▶ Objective: Across all the lines below, how many contain the string "this"? Please reply with the number only.

▶ Material shown:
## start

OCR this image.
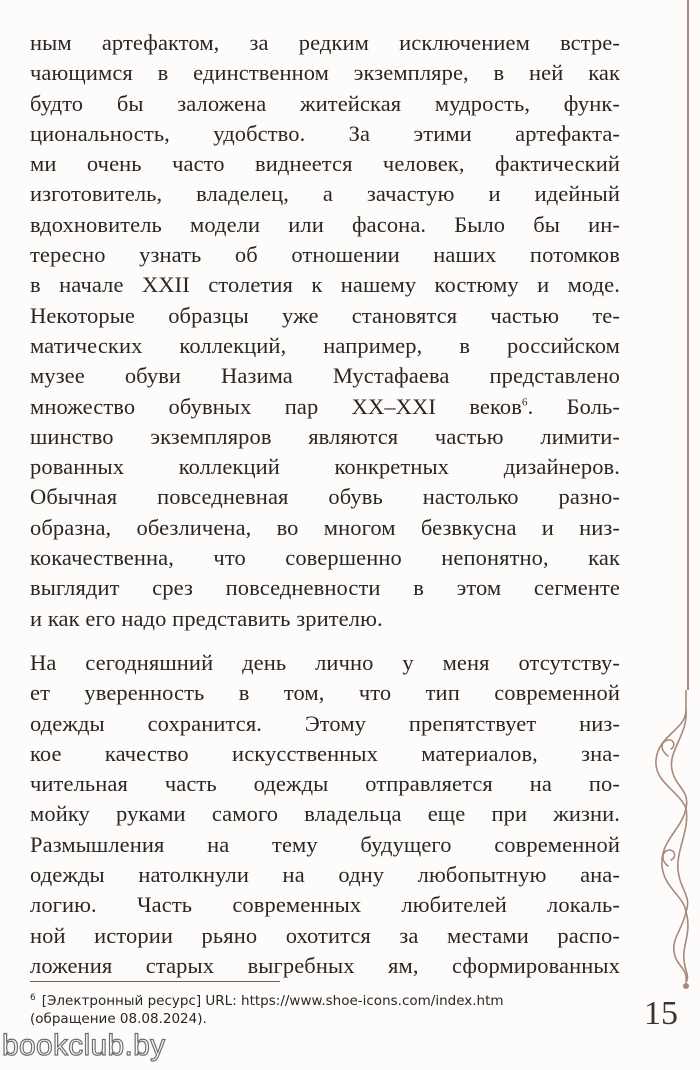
ным артефактом, за редким исключением встре-
чающимся в единственном экземпляре, в ней как
будто бы заложена житейская мудрость, функ-
циональность, удобство. За этими артефакта-
ми очень часто виднеется человек, фактический
изготовитель, владелец, а зачастую и идейный
вдохновитель модели или фасона. Было бы ин-
тересно узнать об отношении наших потомков
в начале XXII столетия к нашему костюму и моде.
Некоторые образцы уже становятся частью те-
матических коллекций, например, в российском
музее обуви Назима Мустафаева представлено
множество обувных пар XX–XXI веков$^6$. Боль-
шинство экземпляров являются частью лимити-
рованных коллекций конкретных дизайнеров.
Обычная повседневная обувь настолько разно-
образна, обезличена, во многом безвкусна и низ-
кокачественна, что совершенно непонятно, как
выглядит срез повседневности в этом сегменте
и как его надо представить зрителю.
На сегодняшний день лично у меня отсутству-
ет уверенность в том, что тип современной
одежды сохранится. Этому препятствует низ-
кое качество искусственных материалов, зна-
чительная часть одежды отправляется на по-
мойку руками самого владельца еще при жизни.
Размышления на тему будущего современной
одежды натолкнули на одну любопытную ана-
логию. Часть современных любителей локаль-
ной истории рьяно охотится за местами распо-
ложения старых выгребных ям, сформированных
$^6$ [Электронный ресурс] URL: https://www.shoe-icons.com/index.htm
(обращение 08.08.2024).	15
bookclub.by
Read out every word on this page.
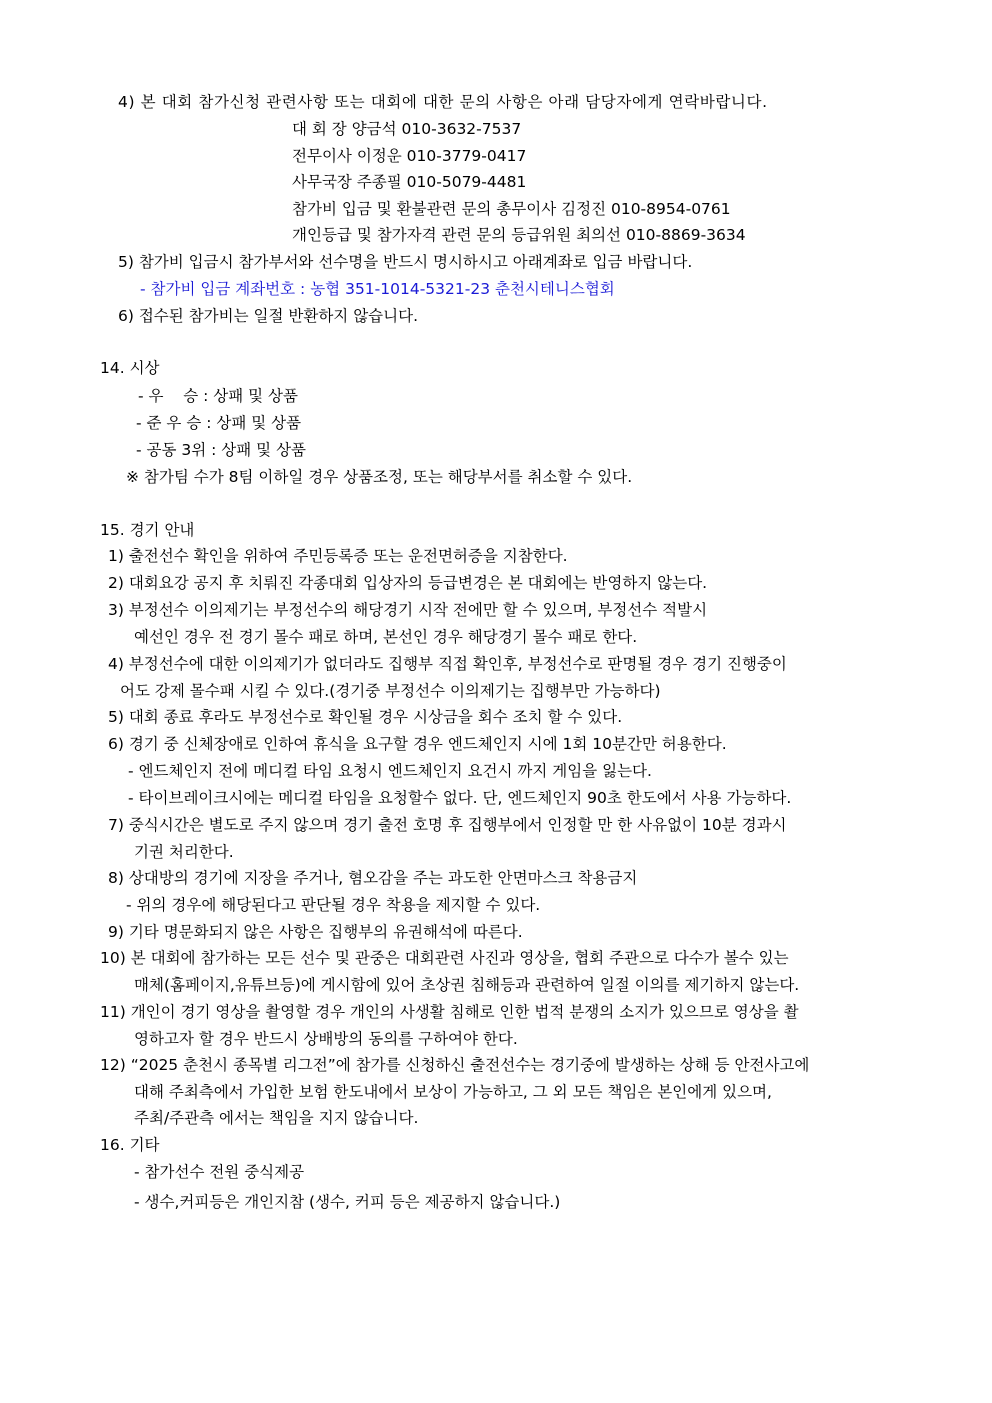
4) 본 대회 참가신청 관련사항 또는 대회에 대한 문의 사항은 아래 담당자에게 연락바랍니다.
대 회 장 양금석 010-3632-7537
전무이사 이정운 010-3779-0417
사무국장 주종필 010-5079-4481
참가비 입금 및 환불관련 문의 총무이사 김정진 010-8954-0761
개인등급 및 참가자격 관련 문의 등급위원 최의선 010-8869-3634
5) 참가비 입금시 참가부서와 선수명을 반드시 명시하시고 아래계좌로 입금 바랍니다.
- 참가비 입금 계좌번호 : 농협 351-1014-5321-23 춘천시테니스협회
6) 접수된 참가비는 일절 반환하지 않습니다.
14. 시상
- 우    승 : 상패 및 상품
- 준 우 승 : 상패 및 상품
- 공동 3위 : 상패 및 상품
※ 참가팀 수가 8팀 이하일 경우 상품조정, 또는 해당부서를 취소할 수 있다.
15. 경기 안내
1) 출전선수 확인을 위하여 주민등록증 또는 운전면허증을 지참한다.
2) 대회요강 공지 후 치뤄진 각종대회 입상자의 등급변경은 본 대회에는 반영하지 않는다.
3) 부정선수 이의제기는 부정선수의 해당경기 시작 전에만 할 수 있으며, 부정선수 적발시
예선인 경우 전 경기 몰수 패로 하며, 본선인 경우 해당경기 몰수 패로 한다.
4) 부정선수에 대한 이의제기가 없더라도 집행부 직접 확인후, 부정선수로 판명될 경우 경기 진행중이
어도 강제 몰수패 시킬 수 있다.(경기중 부정선수 이의제기는 집행부만 가능하다)
5) 대회 종료 후라도 부정선수로 확인될 경우 시상금을 회수 조치 할 수 있다.
6) 경기 중 신체장애로 인하여 휴식을 요구할 경우 엔드체인지 시에 1회 10분간만 허용한다.
- 엔드체인지 전에 메디컬 타임 요청시 엔드체인지 요건시 까지 게임을 잃는다.
- 타이브레이크시에는 메디컬 타임을 요청할수 없다. 단, 엔드체인지 90초 한도에서 사용 가능하다.
7) 중식시간은 별도로 주지 않으며 경기 출전 호명 후 집행부에서 인정할 만 한 사유없이 10분 경과시
기권 처리한다.
8) 상대방의 경기에 지장을 주거나, 혐오감을 주는 과도한 안면마스크 착용금지
- 위의 경우에 해당된다고 판단될 경우 착용을 제지할 수 있다.
9) 기타 명문화되지 않은 사항은 집행부의 유권해석에 따른다.
10) 본 대회에 참가하는 모든 선수 및 관중은 대회관련 사진과 영상을, 협회 주관으로 다수가 볼수 있는
매체(홈페이지,유튜브등)에 게시함에 있어 초상권 침해등과 관련하여 일절 이의를 제기하지 않는다.
11) 개인이 경기 영상을 촬영할 경우 개인의 사생활 침해로 인한 법적 분쟁의 소지가 있으므로 영상을 촬
영하고자 할 경우 반드시 상배방의 동의를 구하여야 한다.
12) “2025 춘천시 종목별 리그전”에 참가를 신청하신 출전선수는 경기중에 발생하는 상해 등 안전사고에
대해 주최측에서 가입한 보험 한도내에서 보상이 가능하고, 그 외 모든 책임은 본인에게 있으며,
주최/주관측 에서는 책임을 지지 않습니다.
16. 기타
- 참가선수 전원 중식제공
- 생수,커피등은 개인지참 (생수, 커피 등은 제공하지 않습니다.)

## end

▶ Task solution: 2